[BEGIN EXERCISE MATERIALS]

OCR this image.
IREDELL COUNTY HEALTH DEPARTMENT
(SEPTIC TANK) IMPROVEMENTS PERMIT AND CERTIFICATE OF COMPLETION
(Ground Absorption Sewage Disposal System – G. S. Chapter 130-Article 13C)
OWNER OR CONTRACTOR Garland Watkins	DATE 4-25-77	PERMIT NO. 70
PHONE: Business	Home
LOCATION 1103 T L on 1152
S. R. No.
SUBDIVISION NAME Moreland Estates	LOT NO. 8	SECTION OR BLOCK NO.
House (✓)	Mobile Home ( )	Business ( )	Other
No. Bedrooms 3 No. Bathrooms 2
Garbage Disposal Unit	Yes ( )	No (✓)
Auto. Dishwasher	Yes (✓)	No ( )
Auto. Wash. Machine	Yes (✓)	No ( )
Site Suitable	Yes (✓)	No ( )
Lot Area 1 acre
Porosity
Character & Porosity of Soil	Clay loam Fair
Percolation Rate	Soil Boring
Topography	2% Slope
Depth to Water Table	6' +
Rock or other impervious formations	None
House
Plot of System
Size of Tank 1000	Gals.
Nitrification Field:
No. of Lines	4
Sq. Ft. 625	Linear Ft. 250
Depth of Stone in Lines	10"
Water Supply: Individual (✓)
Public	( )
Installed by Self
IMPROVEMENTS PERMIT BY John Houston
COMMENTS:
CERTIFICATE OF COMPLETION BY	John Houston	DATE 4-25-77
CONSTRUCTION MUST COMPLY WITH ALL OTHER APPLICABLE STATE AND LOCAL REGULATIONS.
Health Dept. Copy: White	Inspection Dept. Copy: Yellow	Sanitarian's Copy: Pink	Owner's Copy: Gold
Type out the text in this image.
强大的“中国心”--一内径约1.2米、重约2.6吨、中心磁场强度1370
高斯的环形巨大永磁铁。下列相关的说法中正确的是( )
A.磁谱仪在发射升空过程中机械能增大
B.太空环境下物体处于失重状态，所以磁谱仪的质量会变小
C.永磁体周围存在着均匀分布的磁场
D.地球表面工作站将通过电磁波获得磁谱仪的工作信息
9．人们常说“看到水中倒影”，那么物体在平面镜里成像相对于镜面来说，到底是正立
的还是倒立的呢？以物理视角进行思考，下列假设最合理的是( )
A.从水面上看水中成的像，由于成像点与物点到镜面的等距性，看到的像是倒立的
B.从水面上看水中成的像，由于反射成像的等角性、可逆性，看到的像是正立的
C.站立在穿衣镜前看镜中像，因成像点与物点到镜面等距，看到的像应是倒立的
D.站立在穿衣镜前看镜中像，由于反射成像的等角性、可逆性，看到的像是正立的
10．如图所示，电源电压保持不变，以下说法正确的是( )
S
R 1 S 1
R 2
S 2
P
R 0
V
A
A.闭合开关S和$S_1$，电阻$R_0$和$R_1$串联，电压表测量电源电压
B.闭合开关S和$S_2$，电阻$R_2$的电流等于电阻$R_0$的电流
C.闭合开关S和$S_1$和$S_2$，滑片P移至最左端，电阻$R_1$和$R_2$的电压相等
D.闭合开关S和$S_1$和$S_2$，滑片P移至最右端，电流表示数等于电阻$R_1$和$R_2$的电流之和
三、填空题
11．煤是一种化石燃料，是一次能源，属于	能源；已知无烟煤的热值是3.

[END EXERCISE MATERIALS]

WHAT YOU HAVE TO DO. Reproduce every record, matching each line exactly.

COMPLETE OUTPUT.
OCR this image.
IREDELL COUNTY HEALTH DEPARTMENT
(SEPTIC TANK) IMPROVEMENTS PERMIT AND CERTIFICATE OF COMPLETION
(Ground Absorption Sewage Disposal System – G. S. Chapter 130-Article 13C)
OWNER OR CONTRACTOR Garland Watkins	DATE 4-25-77	PERMIT NO. 70
PHONE: Business	Home
LOCATION 1103 T L on 1152
S. R. No.
SUBDIVISION NAME Moreland Estates	LOT NO. 8	SECTION OR BLOCK NO.
House (✓)	Mobile Home ( )	Business ( )	Other
No. Bedrooms 3 No. Bathrooms 2
Garbage Disposal Unit	Yes ( )	No (✓)
Auto. Dishwasher	Yes (✓)	No ( )
Auto. Wash. Machine	Yes (✓)	No ( )
Site Suitable	Yes (✓)	No ( )
Lot Area 1 acre
Porosity
Character & Porosity of Soil	Clay loam Fair
Percolation Rate	Soil Boring
Topography	2% Slope
Depth to Water Table	6' +
Rock or other impervious formations	None
House
Plot of System
Size of Tank 1000	Gals.
Nitrification Field:
No. of Lines	4
Sq. Ft. 625	Linear Ft. 250
Depth of Stone in Lines	10"
Water Supply: Individual (✓)
Public	( )
Installed by Self
IMPROVEMENTS PERMIT BY John Houston
COMMENTS:
CERTIFICATE OF COMPLETION BY	John Houston	DATE 4-25-77
CONSTRUCTION MUST COMPLY WITH ALL OTHER APPLICABLE STATE AND LOCAL REGULATIONS.
Health Dept. Copy: White	Inspection Dept. Copy: Yellow	Sanitarian's Copy: Pink	Owner's Copy: Gold
Type out the text in this image.
强大的“中国心”--一内径约1.2米、重约2.6吨、中心磁场强度1370
高斯的环形巨大永磁铁。下列相关的说法中正确的是( )
A.磁谱仪在发射升空过程中机械能增大
B.太空环境下物体处于失重状态，所以磁谱仪的质量会变小
C.永磁体周围存在着均匀分布的磁场
D.地球表面工作站将通过电磁波获得磁谱仪的工作信息
9．人们常说“看到水中倒影”，那么物体在平面镜里成像相对于镜面来说，到底是正立
的还是倒立的呢？以物理视角进行思考，下列假设最合理的是( )
A.从水面上看水中成的像，由于成像点与物点到镜面的等距性，看到的像是倒立的
B.从水面上看水中成的像，由于反射成像的等角性、可逆性，看到的像是正立的
C.站立在穿衣镜前看镜中像，因成像点与物点到镜面等距，看到的像应是倒立的
D.站立在穿衣镜前看镜中像，由于反射成像的等角性、可逆性，看到的像是正立的
10．如图所示，电源电压保持不变，以下说法正确的是( )
S
R 1 S 1
R 2
S 2
P
R 0
V
A
A.闭合开关S和$S_1$，电阻$R_0$和$R_1$串联，电压表测量电源电压
B.闭合开关S和$S_2$，电阻$R_2$的电流等于电阻$R_0$的电流
C.闭合开关S和$S_1$和$S_2$，滑片P移至最左端，电阻$R_1$和$R_2$的电压相等
D.闭合开关S和$S_1$和$S_2$，滑片P移至最右端，电流表示数等于电阻$R_1$和$R_2$的电流之和
三、填空题
11．煤是一种化石燃料，是一次能源，属于	能源；已知无烟煤的热值是3.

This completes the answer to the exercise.